Below is a listing; copy all of it exactly.
—————
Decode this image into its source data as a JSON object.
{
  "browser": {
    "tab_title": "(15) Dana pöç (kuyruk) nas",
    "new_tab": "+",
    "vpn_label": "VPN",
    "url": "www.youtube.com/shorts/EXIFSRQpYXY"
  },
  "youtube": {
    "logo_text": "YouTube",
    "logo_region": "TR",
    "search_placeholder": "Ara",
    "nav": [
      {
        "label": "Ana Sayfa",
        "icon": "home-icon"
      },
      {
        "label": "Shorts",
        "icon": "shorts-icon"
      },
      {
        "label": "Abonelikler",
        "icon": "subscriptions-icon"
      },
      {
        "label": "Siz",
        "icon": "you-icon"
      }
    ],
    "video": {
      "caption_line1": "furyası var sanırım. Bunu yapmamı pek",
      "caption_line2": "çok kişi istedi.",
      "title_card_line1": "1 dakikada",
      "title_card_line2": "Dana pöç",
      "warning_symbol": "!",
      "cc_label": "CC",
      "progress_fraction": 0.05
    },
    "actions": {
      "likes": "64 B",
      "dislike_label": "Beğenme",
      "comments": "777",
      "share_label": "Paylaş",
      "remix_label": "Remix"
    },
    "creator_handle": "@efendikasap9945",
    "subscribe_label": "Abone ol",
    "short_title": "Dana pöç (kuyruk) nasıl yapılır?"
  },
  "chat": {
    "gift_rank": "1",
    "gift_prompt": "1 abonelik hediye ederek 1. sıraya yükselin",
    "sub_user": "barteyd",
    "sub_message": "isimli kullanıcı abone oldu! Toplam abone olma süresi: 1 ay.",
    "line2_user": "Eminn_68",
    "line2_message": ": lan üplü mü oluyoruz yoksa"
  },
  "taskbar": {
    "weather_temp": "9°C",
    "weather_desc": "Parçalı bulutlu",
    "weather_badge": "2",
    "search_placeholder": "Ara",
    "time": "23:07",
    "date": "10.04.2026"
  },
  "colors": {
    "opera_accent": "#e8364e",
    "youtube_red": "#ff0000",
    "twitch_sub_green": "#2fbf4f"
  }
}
—————
WORKED ANSWER:
Decode this image into its source data as a JSON object.
{
  "browser": {
    "tab_title": "(15) Dana pöç (kuyruk) nas",
    "new_tab": "+",
    "vpn_label": "VPN",
    "url": "www.youtube.com/shorts/EXIFSRQpYXY"
  },
  "youtube": {
    "logo_text": "YouTube",
    "logo_region": "TR",
    "search_placeholder": "Ara",
    "nav": [
      {
        "label": "Ana Sayfa",
        "icon": "home-icon"
      },
      {
        "label": "Shorts",
        "icon": "shorts-icon"
      },
      {
        "label": "Abonelikler",
        "icon": "subscriptions-icon"
      },
      {
        "label": "Siz",
        "icon": "you-icon"
      }
    ],
    "video": {
      "caption_line1": "furyası var sanırım. Bunu yapmamı pek",
      "caption_line2": "çok kişi istedi.",
      "title_card_line1": "1 dakikada",
      "title_card_line2": "Dana pöç",
      "warning_symbol": "!",
      "cc_label": "CC",
      "progress_fraction": 0.05
    },
    "actions": {
      "likes": "64 B",
      "dislike_label": "Beğenme",
      "comments": "777",
      "share_label": "Paylaş",
      "remix_label": "Remix"
    },
    "creator_handle": "@efendikasap9945",
    "subscribe_label": "Abone ol",
    "short_title": "Dana pöç (kuyruk) nasıl yapılır?"
  },
  "chat": {
    "gift_rank": "1",
    "gift_prompt": "1 abonelik hediye ederek 1. sıraya yükselin",
    "sub_user": "barteyd",
    "sub_message": "isimli kullanıcı abone oldu! Toplam abone olma süresi: 1 ay.",
    "line2_user": "Eminn_68",
    "line2_message": ": lan üplü mü oluyoruz yoksa"
  },
  "taskbar": {
    "weather_temp": "9°C",
    "weather_desc": "Parçalı bulutlu",
    "weather_badge": "2",
    "search_placeholder": "Ara",
    "time": "23:07",
    "date": "10.04.2026"
  },
  "colors": {
    "opera_accent": "#e8364e",
    "youtube_red": "#ff0000",
    "twitch_sub_green": "#2fbf4f"
  }
}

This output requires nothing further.